-- TASK TO COMPLETE --
Tally every line of the listing where the string "life" is found, and state the total alone.
● ● ● ● ●
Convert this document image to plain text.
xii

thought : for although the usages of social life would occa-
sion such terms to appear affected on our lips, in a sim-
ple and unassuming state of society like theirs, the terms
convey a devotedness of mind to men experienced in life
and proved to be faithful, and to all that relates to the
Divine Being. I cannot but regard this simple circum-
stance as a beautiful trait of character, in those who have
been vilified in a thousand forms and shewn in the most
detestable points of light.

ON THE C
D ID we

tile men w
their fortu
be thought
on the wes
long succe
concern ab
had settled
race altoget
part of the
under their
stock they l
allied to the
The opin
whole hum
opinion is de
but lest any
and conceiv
● ● ● ● ●
-- EXERCISE ANSWER --
2